# Goal:
Rewrite the material from its first line through the line with "ingredient-gross: 15 (438, 310, 475, 320)", substituting "ingredient-total" for every "ingredient-sum" and leaving all else as it stands.

══ Given data

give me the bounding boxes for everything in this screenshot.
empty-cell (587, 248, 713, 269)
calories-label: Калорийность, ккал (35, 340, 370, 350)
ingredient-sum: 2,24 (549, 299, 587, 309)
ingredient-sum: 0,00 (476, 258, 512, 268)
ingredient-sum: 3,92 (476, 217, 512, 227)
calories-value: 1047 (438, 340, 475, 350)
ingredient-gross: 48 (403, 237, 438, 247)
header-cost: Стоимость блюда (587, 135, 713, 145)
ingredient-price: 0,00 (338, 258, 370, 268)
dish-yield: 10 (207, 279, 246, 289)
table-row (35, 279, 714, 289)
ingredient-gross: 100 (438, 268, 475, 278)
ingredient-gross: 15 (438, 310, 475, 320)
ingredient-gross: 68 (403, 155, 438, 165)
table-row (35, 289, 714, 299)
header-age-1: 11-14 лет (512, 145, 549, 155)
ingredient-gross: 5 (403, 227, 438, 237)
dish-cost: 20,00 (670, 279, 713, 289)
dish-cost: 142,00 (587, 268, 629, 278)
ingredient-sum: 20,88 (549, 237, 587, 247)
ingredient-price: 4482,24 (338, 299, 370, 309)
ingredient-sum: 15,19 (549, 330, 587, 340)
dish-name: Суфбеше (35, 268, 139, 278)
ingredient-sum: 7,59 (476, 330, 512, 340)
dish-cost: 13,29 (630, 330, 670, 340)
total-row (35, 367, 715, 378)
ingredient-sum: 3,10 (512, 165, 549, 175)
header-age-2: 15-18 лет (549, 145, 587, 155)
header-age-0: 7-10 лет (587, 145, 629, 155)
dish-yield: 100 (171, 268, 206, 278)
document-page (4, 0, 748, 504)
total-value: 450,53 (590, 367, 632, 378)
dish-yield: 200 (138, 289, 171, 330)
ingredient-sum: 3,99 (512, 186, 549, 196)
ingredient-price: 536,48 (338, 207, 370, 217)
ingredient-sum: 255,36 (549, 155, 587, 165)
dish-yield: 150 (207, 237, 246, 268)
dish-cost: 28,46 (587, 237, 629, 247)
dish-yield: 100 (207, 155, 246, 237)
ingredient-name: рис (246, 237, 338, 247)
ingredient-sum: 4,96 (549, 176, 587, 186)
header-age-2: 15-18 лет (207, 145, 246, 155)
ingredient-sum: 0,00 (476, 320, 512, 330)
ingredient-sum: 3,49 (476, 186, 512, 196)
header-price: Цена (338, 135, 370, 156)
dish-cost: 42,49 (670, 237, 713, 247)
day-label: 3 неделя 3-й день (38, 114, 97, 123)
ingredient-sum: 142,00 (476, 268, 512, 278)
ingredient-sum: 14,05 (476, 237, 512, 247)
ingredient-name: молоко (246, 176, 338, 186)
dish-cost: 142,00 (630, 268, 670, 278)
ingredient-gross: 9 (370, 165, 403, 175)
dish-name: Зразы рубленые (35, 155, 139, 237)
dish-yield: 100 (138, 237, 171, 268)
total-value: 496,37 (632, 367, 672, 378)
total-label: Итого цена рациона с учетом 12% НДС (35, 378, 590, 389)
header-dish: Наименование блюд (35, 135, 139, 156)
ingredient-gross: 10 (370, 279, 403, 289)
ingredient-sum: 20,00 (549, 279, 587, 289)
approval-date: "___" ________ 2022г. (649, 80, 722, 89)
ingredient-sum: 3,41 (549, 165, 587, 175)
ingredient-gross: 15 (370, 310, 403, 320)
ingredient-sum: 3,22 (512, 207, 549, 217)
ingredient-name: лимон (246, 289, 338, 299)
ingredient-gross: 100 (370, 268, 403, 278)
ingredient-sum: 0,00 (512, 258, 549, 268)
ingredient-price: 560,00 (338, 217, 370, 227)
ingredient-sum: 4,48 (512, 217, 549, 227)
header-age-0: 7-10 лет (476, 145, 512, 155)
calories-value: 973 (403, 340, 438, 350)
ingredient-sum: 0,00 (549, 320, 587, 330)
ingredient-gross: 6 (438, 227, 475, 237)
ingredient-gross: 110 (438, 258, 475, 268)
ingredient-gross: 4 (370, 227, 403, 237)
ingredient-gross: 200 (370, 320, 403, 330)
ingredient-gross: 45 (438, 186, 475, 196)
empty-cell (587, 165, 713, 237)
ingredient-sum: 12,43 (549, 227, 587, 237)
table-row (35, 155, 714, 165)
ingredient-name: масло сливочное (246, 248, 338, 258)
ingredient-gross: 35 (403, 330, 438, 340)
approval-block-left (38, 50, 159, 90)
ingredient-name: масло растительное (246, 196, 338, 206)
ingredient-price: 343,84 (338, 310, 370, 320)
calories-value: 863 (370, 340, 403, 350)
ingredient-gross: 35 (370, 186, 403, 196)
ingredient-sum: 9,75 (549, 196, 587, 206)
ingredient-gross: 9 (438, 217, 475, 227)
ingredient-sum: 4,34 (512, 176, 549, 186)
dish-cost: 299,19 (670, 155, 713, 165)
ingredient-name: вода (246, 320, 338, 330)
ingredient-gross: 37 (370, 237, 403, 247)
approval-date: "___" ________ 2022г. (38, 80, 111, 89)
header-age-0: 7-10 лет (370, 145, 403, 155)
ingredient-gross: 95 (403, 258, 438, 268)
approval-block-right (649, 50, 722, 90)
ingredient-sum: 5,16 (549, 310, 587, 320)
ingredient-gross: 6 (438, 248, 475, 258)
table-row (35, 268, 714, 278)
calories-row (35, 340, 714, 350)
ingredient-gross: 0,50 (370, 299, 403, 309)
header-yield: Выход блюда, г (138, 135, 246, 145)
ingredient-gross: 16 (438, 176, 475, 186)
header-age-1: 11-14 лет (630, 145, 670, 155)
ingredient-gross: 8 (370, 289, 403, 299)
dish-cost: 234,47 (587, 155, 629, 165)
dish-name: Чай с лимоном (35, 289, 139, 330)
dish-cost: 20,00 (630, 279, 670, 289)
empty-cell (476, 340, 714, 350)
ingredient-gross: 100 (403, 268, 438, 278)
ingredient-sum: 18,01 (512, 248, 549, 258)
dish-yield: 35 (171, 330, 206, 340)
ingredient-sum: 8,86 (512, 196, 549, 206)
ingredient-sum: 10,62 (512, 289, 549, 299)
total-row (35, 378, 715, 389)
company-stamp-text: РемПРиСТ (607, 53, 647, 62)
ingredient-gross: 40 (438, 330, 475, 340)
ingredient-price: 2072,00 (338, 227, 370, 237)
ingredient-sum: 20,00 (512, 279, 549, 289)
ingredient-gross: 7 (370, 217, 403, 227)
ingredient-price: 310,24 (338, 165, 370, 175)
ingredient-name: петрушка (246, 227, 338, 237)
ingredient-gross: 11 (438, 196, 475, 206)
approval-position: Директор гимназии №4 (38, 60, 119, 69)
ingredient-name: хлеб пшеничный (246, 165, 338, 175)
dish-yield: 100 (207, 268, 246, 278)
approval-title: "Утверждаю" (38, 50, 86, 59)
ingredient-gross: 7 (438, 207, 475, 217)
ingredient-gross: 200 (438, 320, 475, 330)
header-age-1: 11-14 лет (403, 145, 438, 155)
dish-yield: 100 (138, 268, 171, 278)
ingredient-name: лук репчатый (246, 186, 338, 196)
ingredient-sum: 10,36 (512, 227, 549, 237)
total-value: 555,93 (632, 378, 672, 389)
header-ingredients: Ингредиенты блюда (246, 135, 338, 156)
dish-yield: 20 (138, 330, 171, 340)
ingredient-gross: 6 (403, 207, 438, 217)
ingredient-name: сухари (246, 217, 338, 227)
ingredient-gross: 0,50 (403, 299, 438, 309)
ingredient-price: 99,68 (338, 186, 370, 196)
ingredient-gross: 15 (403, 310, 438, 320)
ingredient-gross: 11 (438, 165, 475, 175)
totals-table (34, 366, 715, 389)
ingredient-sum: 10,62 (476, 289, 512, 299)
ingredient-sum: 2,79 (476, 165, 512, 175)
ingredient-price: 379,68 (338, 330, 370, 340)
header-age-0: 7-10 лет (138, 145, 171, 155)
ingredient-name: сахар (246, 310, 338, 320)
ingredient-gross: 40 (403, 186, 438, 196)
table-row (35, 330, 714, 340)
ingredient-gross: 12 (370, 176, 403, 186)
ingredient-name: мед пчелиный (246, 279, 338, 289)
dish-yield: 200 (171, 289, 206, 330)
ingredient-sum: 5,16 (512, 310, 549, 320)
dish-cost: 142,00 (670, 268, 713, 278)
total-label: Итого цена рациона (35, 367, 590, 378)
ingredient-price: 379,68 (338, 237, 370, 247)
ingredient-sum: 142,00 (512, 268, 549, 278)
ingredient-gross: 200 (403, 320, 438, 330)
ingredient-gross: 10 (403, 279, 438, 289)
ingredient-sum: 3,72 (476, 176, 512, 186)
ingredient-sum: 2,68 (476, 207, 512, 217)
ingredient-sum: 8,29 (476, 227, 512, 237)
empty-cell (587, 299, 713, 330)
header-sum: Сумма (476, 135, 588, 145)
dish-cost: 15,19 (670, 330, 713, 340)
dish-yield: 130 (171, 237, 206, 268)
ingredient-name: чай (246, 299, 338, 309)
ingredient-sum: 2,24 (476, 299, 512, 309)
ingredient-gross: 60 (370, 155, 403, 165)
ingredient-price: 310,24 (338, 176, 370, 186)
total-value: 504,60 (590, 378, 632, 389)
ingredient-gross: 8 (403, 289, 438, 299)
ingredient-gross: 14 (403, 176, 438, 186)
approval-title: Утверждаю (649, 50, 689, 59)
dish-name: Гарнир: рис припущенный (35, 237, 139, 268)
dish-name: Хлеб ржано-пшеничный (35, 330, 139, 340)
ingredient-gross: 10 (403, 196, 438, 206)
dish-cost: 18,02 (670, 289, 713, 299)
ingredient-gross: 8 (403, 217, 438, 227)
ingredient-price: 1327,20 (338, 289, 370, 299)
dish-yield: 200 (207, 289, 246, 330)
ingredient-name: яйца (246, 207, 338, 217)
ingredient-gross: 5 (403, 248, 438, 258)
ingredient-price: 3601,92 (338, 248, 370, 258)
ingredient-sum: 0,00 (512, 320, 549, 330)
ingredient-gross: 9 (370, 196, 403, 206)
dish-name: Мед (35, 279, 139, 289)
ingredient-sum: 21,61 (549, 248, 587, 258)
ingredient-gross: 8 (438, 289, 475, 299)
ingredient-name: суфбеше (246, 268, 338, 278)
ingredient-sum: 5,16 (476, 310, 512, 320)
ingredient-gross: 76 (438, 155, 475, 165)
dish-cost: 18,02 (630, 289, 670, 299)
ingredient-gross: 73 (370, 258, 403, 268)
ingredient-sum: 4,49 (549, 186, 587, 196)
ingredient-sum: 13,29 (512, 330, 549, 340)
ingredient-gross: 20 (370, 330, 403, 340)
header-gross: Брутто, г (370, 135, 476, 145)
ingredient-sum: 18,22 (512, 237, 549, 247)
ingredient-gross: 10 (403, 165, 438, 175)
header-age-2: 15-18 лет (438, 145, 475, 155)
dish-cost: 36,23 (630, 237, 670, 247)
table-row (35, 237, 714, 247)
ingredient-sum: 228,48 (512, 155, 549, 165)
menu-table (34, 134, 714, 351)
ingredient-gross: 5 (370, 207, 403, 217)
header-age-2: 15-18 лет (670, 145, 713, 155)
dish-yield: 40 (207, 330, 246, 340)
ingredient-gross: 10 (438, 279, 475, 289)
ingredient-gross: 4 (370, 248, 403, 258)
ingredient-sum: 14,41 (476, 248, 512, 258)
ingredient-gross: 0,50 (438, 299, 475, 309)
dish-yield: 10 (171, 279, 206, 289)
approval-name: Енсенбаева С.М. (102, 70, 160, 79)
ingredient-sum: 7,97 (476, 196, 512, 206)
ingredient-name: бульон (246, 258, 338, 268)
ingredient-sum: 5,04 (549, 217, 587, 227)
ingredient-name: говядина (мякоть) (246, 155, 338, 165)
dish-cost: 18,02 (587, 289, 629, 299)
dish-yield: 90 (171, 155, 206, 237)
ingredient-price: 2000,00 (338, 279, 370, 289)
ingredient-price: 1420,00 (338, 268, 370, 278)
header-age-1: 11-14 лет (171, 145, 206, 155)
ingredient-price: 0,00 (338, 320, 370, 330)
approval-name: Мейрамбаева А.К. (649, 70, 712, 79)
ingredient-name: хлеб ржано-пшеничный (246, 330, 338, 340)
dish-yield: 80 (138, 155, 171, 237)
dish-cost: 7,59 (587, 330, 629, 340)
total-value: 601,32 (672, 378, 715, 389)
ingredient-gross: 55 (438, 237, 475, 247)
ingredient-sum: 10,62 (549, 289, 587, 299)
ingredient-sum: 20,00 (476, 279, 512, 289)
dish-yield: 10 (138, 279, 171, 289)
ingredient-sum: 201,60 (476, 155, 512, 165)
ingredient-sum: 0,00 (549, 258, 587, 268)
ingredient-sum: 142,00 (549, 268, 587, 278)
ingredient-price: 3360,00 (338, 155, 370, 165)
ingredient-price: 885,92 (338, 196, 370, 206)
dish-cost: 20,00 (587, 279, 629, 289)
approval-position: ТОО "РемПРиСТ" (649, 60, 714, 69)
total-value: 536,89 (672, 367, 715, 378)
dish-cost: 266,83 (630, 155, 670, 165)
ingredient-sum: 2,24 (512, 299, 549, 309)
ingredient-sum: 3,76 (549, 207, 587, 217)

════

# The result:
give me the bounding boxes for everything in this screenshot.
empty-cell (587, 248, 713, 269)
calories-label: Калорийность, ккал (35, 340, 370, 350)
ingredient-total: 2,24 (549, 299, 587, 309)
ingredient-total: 0,00 (476, 258, 512, 268)
ingredient-total: 3,92 (476, 217, 512, 227)
calories-value: 1047 (438, 340, 475, 350)
ingredient-gross: 48 (403, 237, 438, 247)
header-cost: Стоимость блюда (587, 135, 713, 145)
ingredient-price: 0,00 (338, 258, 370, 268)
dish-yield: 10 (207, 279, 246, 289)
table-row (35, 279, 714, 289)
ingredient-gross: 100 (438, 268, 475, 278)
ingredient-gross: 15 (438, 310, 475, 320)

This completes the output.